Material:
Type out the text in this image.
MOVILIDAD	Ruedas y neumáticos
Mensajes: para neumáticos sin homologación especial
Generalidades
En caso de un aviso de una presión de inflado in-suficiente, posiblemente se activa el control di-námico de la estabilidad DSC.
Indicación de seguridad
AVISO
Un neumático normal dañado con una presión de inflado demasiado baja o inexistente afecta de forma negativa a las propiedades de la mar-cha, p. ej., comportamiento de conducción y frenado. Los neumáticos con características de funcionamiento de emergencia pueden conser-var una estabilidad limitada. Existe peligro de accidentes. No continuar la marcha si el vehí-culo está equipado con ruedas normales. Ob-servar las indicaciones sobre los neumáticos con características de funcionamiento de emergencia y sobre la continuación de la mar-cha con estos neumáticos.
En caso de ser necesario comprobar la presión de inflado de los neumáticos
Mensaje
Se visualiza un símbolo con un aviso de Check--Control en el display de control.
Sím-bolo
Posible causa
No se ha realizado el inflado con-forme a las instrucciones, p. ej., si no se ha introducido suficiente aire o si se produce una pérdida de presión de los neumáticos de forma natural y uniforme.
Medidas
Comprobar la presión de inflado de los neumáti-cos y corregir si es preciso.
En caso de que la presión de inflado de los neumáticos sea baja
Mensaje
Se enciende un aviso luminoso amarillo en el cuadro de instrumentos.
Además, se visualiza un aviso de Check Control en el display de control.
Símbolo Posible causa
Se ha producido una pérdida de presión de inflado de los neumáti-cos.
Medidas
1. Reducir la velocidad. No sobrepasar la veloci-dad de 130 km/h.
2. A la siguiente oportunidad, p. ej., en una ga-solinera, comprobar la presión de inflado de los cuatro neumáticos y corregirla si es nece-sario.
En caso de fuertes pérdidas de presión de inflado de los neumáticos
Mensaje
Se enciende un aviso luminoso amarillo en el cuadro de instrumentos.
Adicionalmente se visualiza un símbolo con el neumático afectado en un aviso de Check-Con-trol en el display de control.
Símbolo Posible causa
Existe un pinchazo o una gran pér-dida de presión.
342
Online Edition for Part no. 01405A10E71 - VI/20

Exercise brief: Nothing in the listing may be changed; retype it all exactly.

Exercise solution:
Type out the text in this image.
MOVILIDAD	Ruedas y neumáticos
Mensajes: para neumáticos sin homologación especial
Generalidades
En caso de un aviso de una presión de inflado in-suficiente, posiblemente se activa el control di-námico de la estabilidad DSC.
Indicación de seguridad
AVISO
Un neumático normal dañado con una presión de inflado demasiado baja o inexistente afecta de forma negativa a las propiedades de la mar-cha, p. ej., comportamiento de conducción y frenado. Los neumáticos con características de funcionamiento de emergencia pueden conser-var una estabilidad limitada. Existe peligro de accidentes. No continuar la marcha si el vehí-culo está equipado con ruedas normales. Ob-servar las indicaciones sobre los neumáticos con características de funcionamiento de emergencia y sobre la continuación de la mar-cha con estos neumáticos.
En caso de ser necesario comprobar la presión de inflado de los neumáticos
Mensaje
Se visualiza un símbolo con un aviso de Check--Control en el display de control.
Sím-bolo
Posible causa
No se ha realizado el inflado con-forme a las instrucciones, p. ej., si no se ha introducido suficiente aire o si se produce una pérdida de presión de los neumáticos de forma natural y uniforme.
Medidas
Comprobar la presión de inflado de los neumáti-cos y corregir si es preciso.
En caso de que la presión de inflado de los neumáticos sea baja
Mensaje
Se enciende un aviso luminoso amarillo en el cuadro de instrumentos.
Además, se visualiza un aviso de Check Control en el display de control.
Símbolo Posible causa
Se ha producido una pérdida de presión de inflado de los neumáti-cos.
Medidas
1. Reducir la velocidad. No sobrepasar la veloci-dad de 130 km/h.
2. A la siguiente oportunidad, p. ej., en una ga-solinera, comprobar la presión de inflado de los cuatro neumáticos y corregirla si es nece-sario.
En caso de fuertes pérdidas de presión de inflado de los neumáticos
Mensaje
Se enciende un aviso luminoso amarillo en el cuadro de instrumentos.
Adicionalmente se visualiza un símbolo con el neumático afectado en un aviso de Check-Con-trol en el display de control.
Símbolo Posible causa
Existe un pinchazo o una gran pér-dida de presión.
342
Online Edition for Part no. 01405A10E71 - VI/20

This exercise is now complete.